Problem to solve —
Search the data below for the word "this" and copy each line that holds it.

Data lines —
* Begin *

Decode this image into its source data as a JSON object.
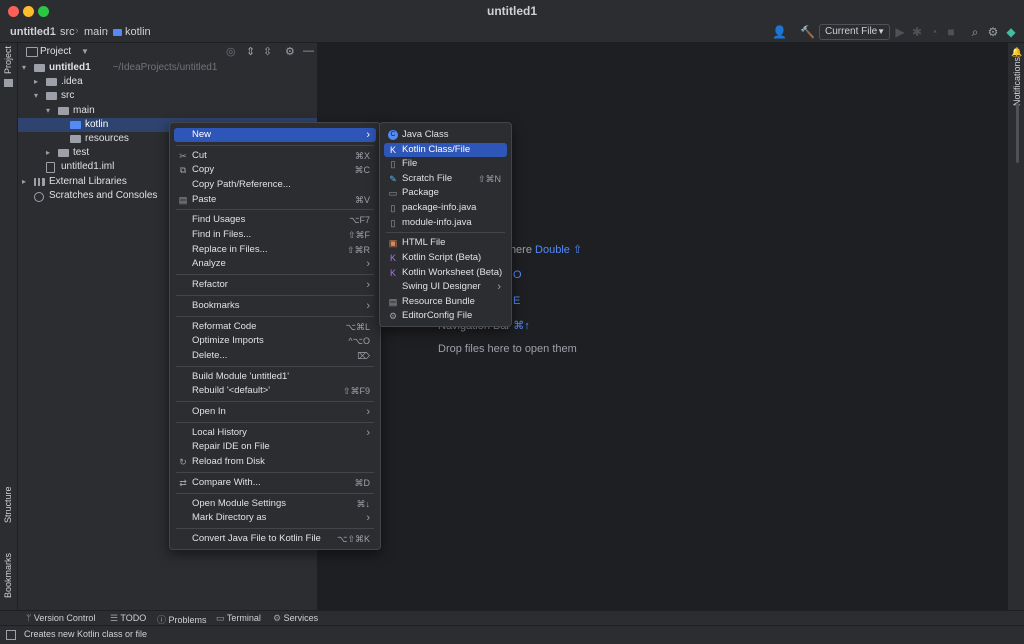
{
  "window": {
    "title": "untitled1"
  },
  "breadcrumb": [
    "untitled1",
    "src",
    "main",
    "kotlin"
  ],
  "toolbar": {
    "run_config": "Current File"
  },
  "left_strip": {
    "project": "Project",
    "structure": "Structure",
    "bookmarks": "Bookmarks"
  },
  "right_strip": {
    "notifications": "Notifications"
  },
  "project_panel": {
    "title": "Project",
    "tree": [
      {
        "label": "untitled1",
        "suffix": "~/IdeaProjects/untitled1",
        "depth": 0,
        "expanded": true,
        "kind": "module"
      },
      {
        "label": ".idea",
        "depth": 1,
        "expanded": false,
        "kind": "folder"
      },
      {
        "label": "src",
        "depth": 1,
        "expanded": true,
        "kind": "folder"
      },
      {
        "label": "main",
        "depth": 2,
        "expanded": true,
        "kind": "folder"
      },
      {
        "label": "kotlin",
        "depth": 3,
        "kind": "source-folder",
        "selected": true
      },
      {
        "label": "resources",
        "depth": 3,
        "kind": "resource-folder"
      },
      {
        "label": "test",
        "depth": 2,
        "expanded": false,
        "kind": "folder"
      },
      {
        "label": "untitled1.iml",
        "depth": 1,
        "kind": "file"
      },
      {
        "label": "External Libraries",
        "depth": 0,
        "expanded": false,
        "kind": "library"
      },
      {
        "label": "Scratches and Consoles",
        "depth": 0,
        "kind": "scratch"
      }
    ]
  },
  "editor": {
    "hints": [
      {
        "text": "where",
        "key": "Double ⇧"
      },
      {
        "text": "",
        "key": "⌘O"
      },
      {
        "text": "",
        "key": "⌘E"
      },
      {
        "text": "Navigation Bar",
        "key": "⌘↑"
      },
      {
        "text": "Drop files here to open them",
        "key": ""
      }
    ]
  },
  "context_menu": {
    "groups": [
      [
        {
          "label": "New",
          "submenu": true,
          "selected": true
        }
      ],
      [
        {
          "label": "Cut",
          "shortcut": "⌘X",
          "icon": "cut-icon"
        },
        {
          "label": "Copy",
          "shortcut": "⌘C",
          "icon": "copy-icon"
        },
        {
          "label": "Copy Path/Reference..."
        },
        {
          "label": "Paste",
          "shortcut": "⌘V",
          "icon": "paste-icon"
        }
      ],
      [
        {
          "label": "Find Usages",
          "shortcut": "⌥F7"
        },
        {
          "label": "Find in Files...",
          "shortcut": "⇧⌘F"
        },
        {
          "label": "Replace in Files...",
          "shortcut": "⇧⌘R"
        },
        {
          "label": "Analyze",
          "submenu": true
        }
      ],
      [
        {
          "label": "Refactor",
          "submenu": true
        }
      ],
      [
        {
          "label": "Bookmarks",
          "submenu": true
        }
      ],
      [
        {
          "label": "Reformat Code",
          "shortcut": "⌥⌘L"
        },
        {
          "label": "Optimize Imports",
          "shortcut": "^⌥O"
        },
        {
          "label": "Delete...",
          "shortcut": "⌦"
        }
      ],
      [
        {
          "label": "Build Module 'untitled1'"
        },
        {
          "label": "Rebuild '<default>'",
          "shortcut": "⇧⌘F9"
        }
      ],
      [
        {
          "label": "Open In",
          "submenu": true
        }
      ],
      [
        {
          "label": "Local History",
          "submenu": true
        },
        {
          "label": "Repair IDE on File"
        },
        {
          "label": "Reload from Disk",
          "icon": "reload-icon"
        }
      ],
      [
        {
          "label": "Compare With...",
          "shortcut": "⌘D",
          "icon": "compare-icon"
        }
      ],
      [
        {
          "label": "Open Module Settings",
          "shortcut": "⌘↓"
        },
        {
          "label": "Mark Directory as",
          "submenu": true
        }
      ],
      [
        {
          "label": "Convert Java File to Kotlin File",
          "shortcut": "⌥⇧⌘K"
        }
      ]
    ]
  },
  "new_submenu": {
    "groups": [
      [
        {
          "label": "Java Class",
          "icon": "java-class-icon",
          "color": "#548af7"
        },
        {
          "label": "Kotlin Class/File",
          "icon": "kotlin-icon",
          "color": "#a974e8",
          "selected": true
        },
        {
          "label": "File",
          "icon": "file-icon",
          "color": "#9da0a8"
        },
        {
          "label": "Scratch File",
          "shortcut": "⇧⌘N",
          "icon": "scratch-file-icon",
          "color": "#5fb8f4"
        },
        {
          "label": "Package",
          "icon": "package-icon",
          "color": "#9da0a8"
        },
        {
          "label": "package-info.java",
          "icon": "java-file-icon",
          "color": "#9da0a8"
        },
        {
          "label": "module-info.java",
          "icon": "java-file-icon",
          "color": "#9da0a8"
        }
      ],
      [
        {
          "label": "HTML File",
          "icon": "html-icon",
          "color": "#e08855"
        },
        {
          "label": "Kotlin Script (Beta)",
          "icon": "kotlin-script-icon",
          "color": "#a974e8"
        },
        {
          "label": "Kotlin Worksheet (Beta)",
          "icon": "kotlin-worksheet-icon",
          "color": "#a974e8"
        },
        {
          "label": "Swing UI Designer",
          "submenu": true
        },
        {
          "label": "Resource Bundle",
          "icon": "resource-bundle-icon",
          "color": "#9da0a8"
        },
        {
          "label": "EditorConfig File",
          "icon": "gear-icon",
          "color": "#9da0a8"
        }
      ]
    ]
  },
  "bottom_tabs": [
    "Version Control",
    "TODO",
    "Problems",
    "Terminal",
    "Services"
  ],
  "status": {
    "text": "Creates new Kotlin class or file"
  },
  "colors": {
    "accent": "#2e55b8",
    "selection": "#2e436e",
    "background": "#1e1f22",
    "panel": "#2b2d30"
  }
}
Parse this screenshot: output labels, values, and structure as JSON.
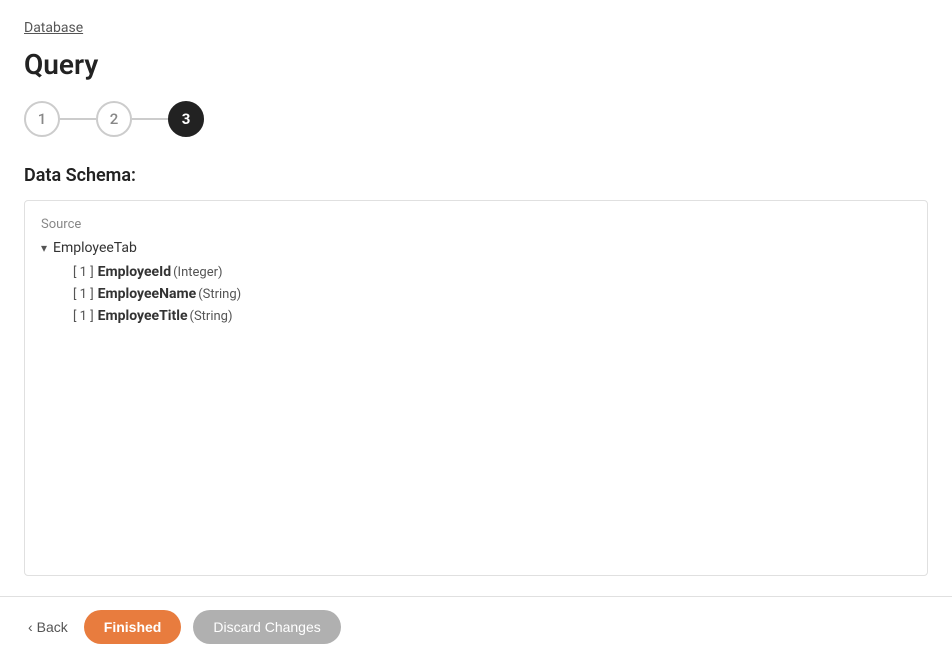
{
  "breadcrumb": {
    "label": "Database"
  },
  "page": {
    "title": "Query"
  },
  "steps": [
    {
      "number": "1",
      "active": false
    },
    {
      "number": "2",
      "active": false
    },
    {
      "number": "3",
      "active": true
    }
  ],
  "section": {
    "label": "Data Schema:"
  },
  "source_label": "Source",
  "schema": {
    "root_name": "EmployeeTab",
    "fields": [
      {
        "bracket": "[ 1 ]",
        "name": "EmployeeId",
        "type": "(Integer)"
      },
      {
        "bracket": "[ 1 ]",
        "name": "EmployeeName",
        "type": "(String)"
      },
      {
        "bracket": "[ 1 ]",
        "name": "EmployeeTitle",
        "type": "(String)"
      }
    ]
  },
  "footer": {
    "back_label": "Back",
    "finished_label": "Finished",
    "discard_label": "Discard Changes"
  }
}
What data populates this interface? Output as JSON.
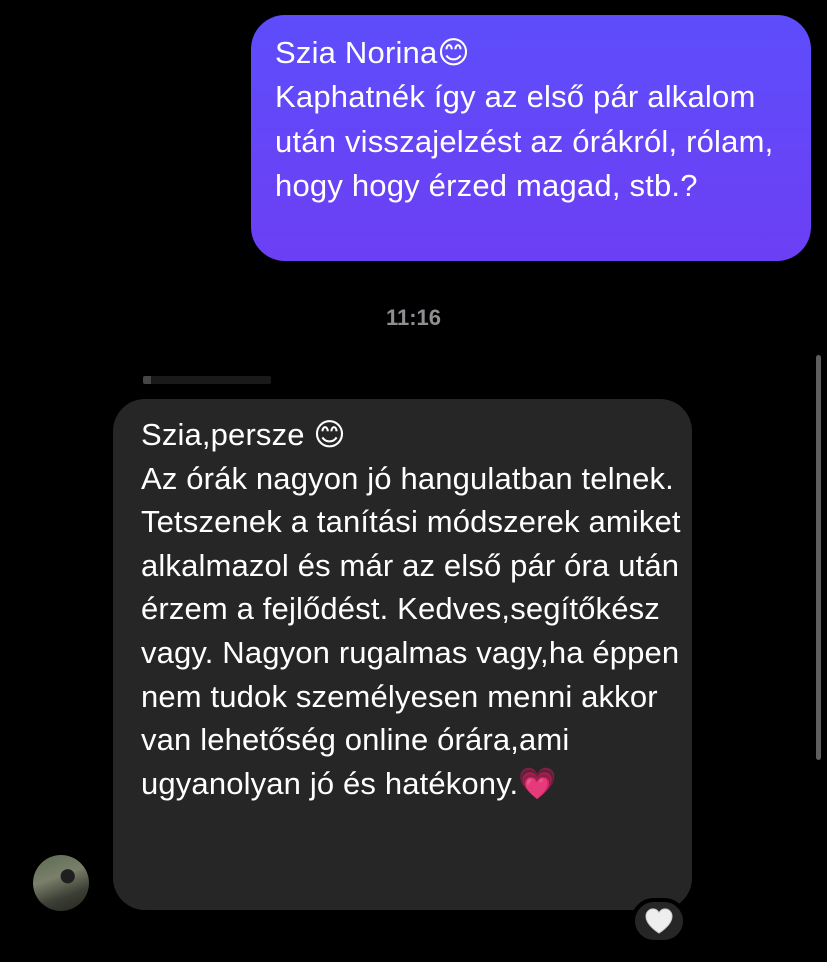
{
  "conversation": {
    "outgoing_message": {
      "text": "Szia Norina😊\nKaphatnék így az első pár alkalom után visszajelzést az órákról, rólam, hogy hogy érzed magad, stb.?"
    },
    "timestamp": "11:16",
    "incoming_message": {
      "text": "Szia,persze 😊\nAz órák nagyon jó hangulatban telnek. Tetszenek a tanítási módszerek amiket alkalmazol és már az első pár óra után érzem a fejlődést. Kedves,segítőkész vagy. Nagyon rugalmas vagy,ha éppen nem tudok személyesen menni akkor van lehetőség online órára,ami ugyanolyan jó és hatékony.💗",
      "reaction": "white-heart-icon"
    }
  },
  "colors": {
    "background": "#000000",
    "outgoing_bubble": "#6346f8",
    "incoming_bubble": "#262626",
    "timestamp_text": "#8e8e93"
  }
}
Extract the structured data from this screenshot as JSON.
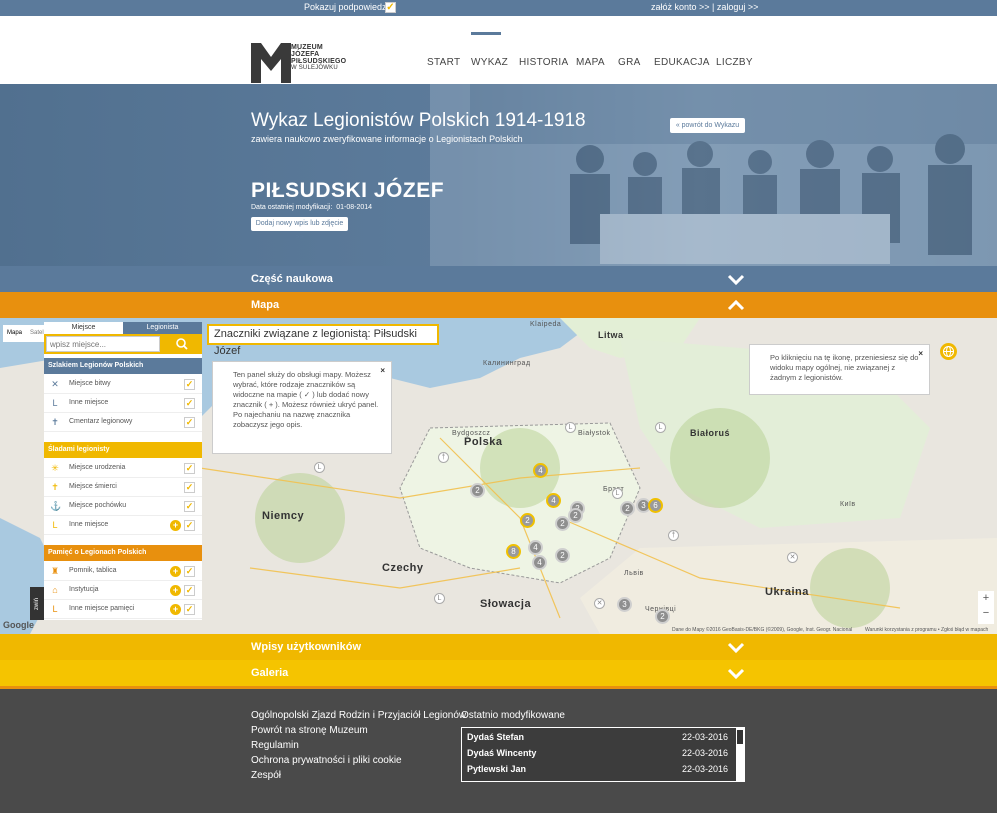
{
  "topbar": {
    "hints_label": "Pokazuj podpowiedzi",
    "hints_checked": "✓",
    "account_links": "załóż konto >> | zaloguj >>"
  },
  "logo": {
    "line1": "MUZEUM",
    "line2": "JÓZEFA",
    "line3": "PIŁSUDSKIEGO",
    "line4": "W SULEJÓWKU"
  },
  "nav": {
    "items": [
      "START",
      "WYKAZ",
      "HISTORIA",
      "MAPA",
      "GRA",
      "EDUKACJA",
      "LICZBY"
    ],
    "active": "WYKAZ"
  },
  "hero": {
    "title": "Wykaz Legionistów Polskich 1914-1918",
    "subtitle": "zawiera naukowo zweryfikowane informacje o Legionistach Polskich",
    "back_button": "« powrót do Wykazu",
    "person_name": "PIŁSUDSKI JÓZEF",
    "modified_label": "Data ostatniej modyfikacji:",
    "modified_date": "01-08-2014",
    "add_button": "Dodaj nowy wpis lub zdjęcie >>"
  },
  "sections": {
    "scientific": "Część naukowa",
    "map": "Mapa",
    "user_entries": "Wpisy użytkowników",
    "gallery": "Galeria"
  },
  "colors": {
    "slate": "#5b7a9b",
    "orange": "#e8900e",
    "yellow": "#f0b800",
    "footer": "#4a4a4a"
  },
  "map": {
    "type_options": [
      "Mapa",
      "Satelita"
    ],
    "tabs": [
      "Miejsce",
      "Legionista"
    ],
    "search_placeholder": "wpisz miejsce...",
    "groups": [
      {
        "title": "Szlakiem Legionów Polskich",
        "color": "#5b7a9b",
        "items": [
          {
            "label": "Miejsce bitwy",
            "icon": "crossed-swords-icon",
            "glyph": "✕",
            "plus": false
          },
          {
            "label": "Inne miejsce",
            "icon": "legion-l-icon",
            "glyph": "L",
            "plus": false
          },
          {
            "label": "Cmentarz legionowy",
            "icon": "cemetery-cross-icon",
            "glyph": "✝",
            "plus": false
          }
        ]
      },
      {
        "title": "Śladami legionisty",
        "color": "#f0b800",
        "items": [
          {
            "label": "Miejsce urodzenia",
            "icon": "birth-star-icon",
            "glyph": "✳",
            "plus": false
          },
          {
            "label": "Miejsce śmierci",
            "icon": "death-cross-icon",
            "glyph": "✝",
            "plus": false
          },
          {
            "label": "Miejsce pochówku",
            "icon": "burial-icon",
            "glyph": "⚓",
            "plus": false
          },
          {
            "label": "Inne miejsce",
            "icon": "legion-l-icon",
            "glyph": "L",
            "plus": true
          }
        ]
      },
      {
        "title": "Pamięć o Legionach Polskich",
        "color": "#e8900e",
        "items": [
          {
            "label": "Pomnik, tablica",
            "icon": "monument-icon",
            "glyph": "♜",
            "plus": true
          },
          {
            "label": "Instytucja",
            "icon": "institution-icon",
            "glyph": "⌂",
            "plus": true
          },
          {
            "label": "Inne miejsce pamięci",
            "icon": "legion-l-icon",
            "glyph": "L",
            "plus": true
          }
        ]
      }
    ],
    "collapse_label": "zwiń",
    "title_box": "Znaczniki związane z legionistą: Piłsudski Józef",
    "tip_left": "Ten panel służy do obsługi mapy. Możesz wybrać, które rodzaje znaczników są widoczne na mapie ( ✓ ) lub dodać nowy znacznik ( + ). Możesz również ukryć panel. Po najechaniu na nazwę znacznika zobaczysz jego opis.",
    "tip_right": "Po kliknięciu na tę ikonę, przeniesiesz się do widoku mapy ogólnej, nie związanej z żadnym z legionistów.",
    "tip_close": "×",
    "labels": {
      "polska": "Polska",
      "niemcy": "Niemcy",
      "czechy": "Czechy",
      "slowacja": "Słowacja",
      "ukraina": "Ukraina",
      "bialorus": "Białoruś",
      "litwa": "Litwa",
      "klaipeda": "Klaipeda",
      "kaliningrad": "Калининград",
      "bydgoszcz": "Bydgoszcz",
      "bialystok": "Białystok",
      "brest": "Брэст",
      "lwow": "Львів",
      "kyiv": "Київ",
      "chernivtsi": "Чернівці"
    },
    "clusters": [
      "4",
      "2",
      "4",
      "2",
      "2",
      "2",
      "3",
      "2",
      "6",
      "8",
      "4",
      "2",
      "4",
      "3",
      "2",
      "2"
    ],
    "footnote_left": "Dane do Mapy ©2016 GeoBasis-DE/BKG (©2009), Google, Inst. Geogr. Nacional",
    "footnote_right": "Warunki korzystania z programu • Zgłoś błąd w mapach",
    "zoom_in": "+",
    "zoom_out": "−",
    "google": "Google"
  },
  "footer": {
    "links": [
      "Ogólnopolski Zjazd Rodzin i Przyjaciół Legionów",
      "Powrót na stronę Muzeum",
      "Regulamin",
      "Ochrona prywatności i pliki cookie",
      "Zespół"
    ],
    "recent_title": "Ostatnio modyfikowane",
    "recent": [
      {
        "name": "Dydaś Stefan",
        "date": "22-03-2016"
      },
      {
        "name": "Dydaś Wincenty",
        "date": "22-03-2016"
      },
      {
        "name": "Pytlewski Jan",
        "date": "22-03-2016"
      }
    ]
  }
}
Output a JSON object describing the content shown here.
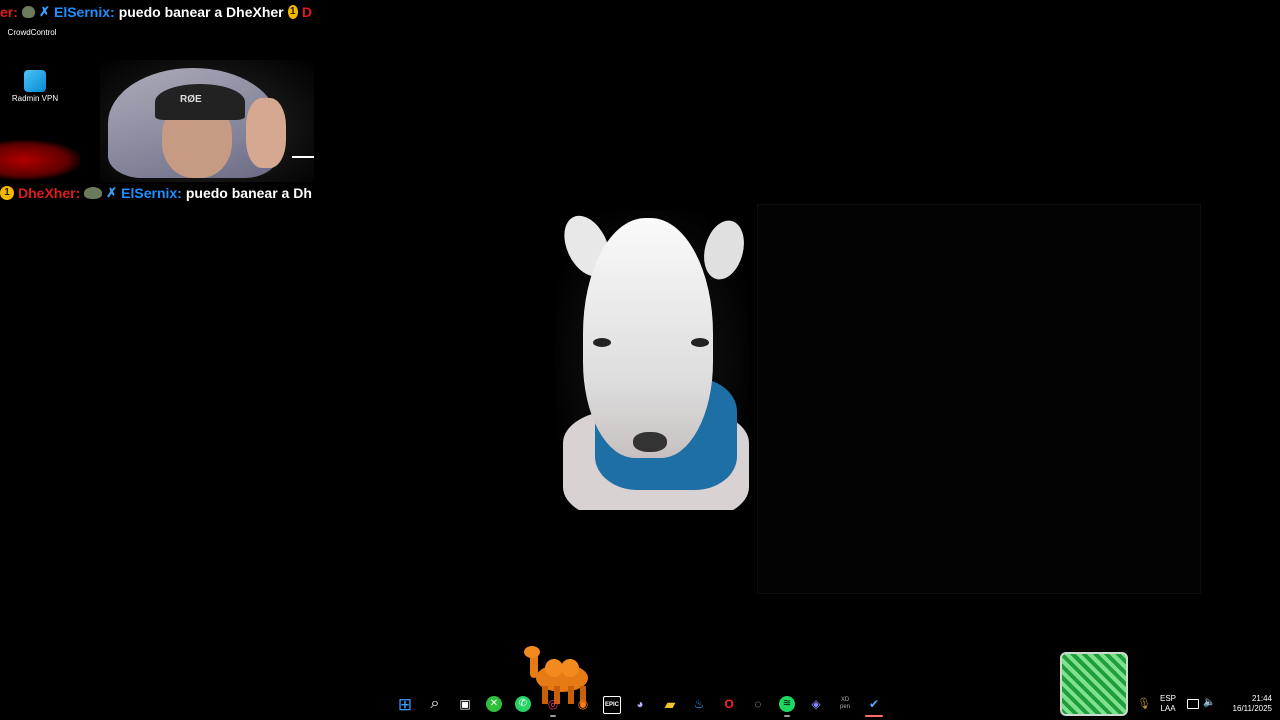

* End *

Task result —
Decode this image into its source data as a JSON object.
Parse this screenshot: output labels, values, and structure as JSON.
What data populates this interface? Output as JSON.
Extract the structured data from this screenshot as JSON.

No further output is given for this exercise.